Look through the data below. Pick out the lines holding the string "Maximum".

━━━━━ DATA IN THIS EXERCISE ━━━━━

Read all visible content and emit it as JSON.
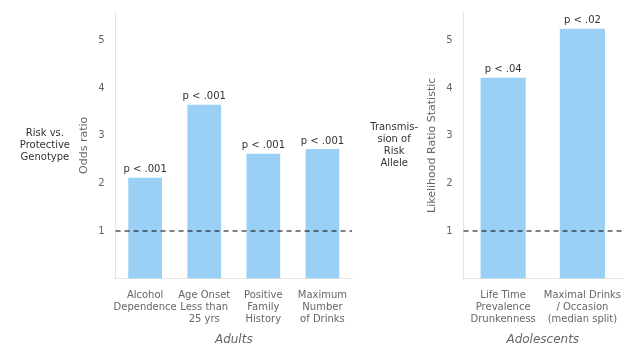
{
  "chart_data": [
    {
      "type": "bar",
      "categories": [
        "Alcohol\nDependence",
        "Age Onset\nLess than\n25 yrs",
        "Positive\nFamily\nHistory",
        "Maximum\nNumber\nof Drinks"
      ],
      "values": [
        2.12,
        3.65,
        2.62,
        2.72
      ],
      "annotations": [
        {
          "text": "p < .001",
          "category": "Alcohol\nDependence"
        },
        {
          "text": "p < .001",
          "category": "Age Onset\nLess than\n25 yrs"
        },
        {
          "text": "p < .001",
          "category": "Positive\nFamily\nHistory"
        },
        {
          "text": "p < .001",
          "category": "Maximum\nNumber\nof Drinks"
        },
        {
          "text": "Risk vs.\nProtective\nGenotype"
        }
      ],
      "x_label": "Adults",
      "y_label": "Odds ratio",
      "ylim": [
        0,
        5.6
      ],
      "yticks": [
        1,
        2,
        3,
        4,
        5
      ],
      "reference_line": 1,
      "grid": false
    },
    {
      "type": "bar",
      "categories": [
        "Life Time\nPrevalence\nDrunkenness",
        "Maximal Drinks\n/ Occasion\n(median split)"
      ],
      "values": [
        4.22,
        5.25
      ],
      "annotations": [
        {
          "text": "p < .04",
          "category": "Life Time\nPrevalence\nDrunkenness"
        },
        {
          "text": "p < .02",
          "category": "Maximal Drinks\n/ Occasion\n(median split)"
        },
        {
          "text": "Transmis-\nsion of\nRisk\nAllele"
        }
      ],
      "x_label": "Adolescents",
      "y_label": "Likelihood Ratio Statistic",
      "ylim": [
        0,
        5.6
      ],
      "yticks": [
        1,
        2,
        3,
        4,
        5
      ],
      "reference_line": 1,
      "grid": false
    }
  ]
}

━━━━━

▶ **ANSWER IN FULL**
        "Maximum\nNumber\nof Drinks"
          "category": "Maximum\nNumber\nof Drinks"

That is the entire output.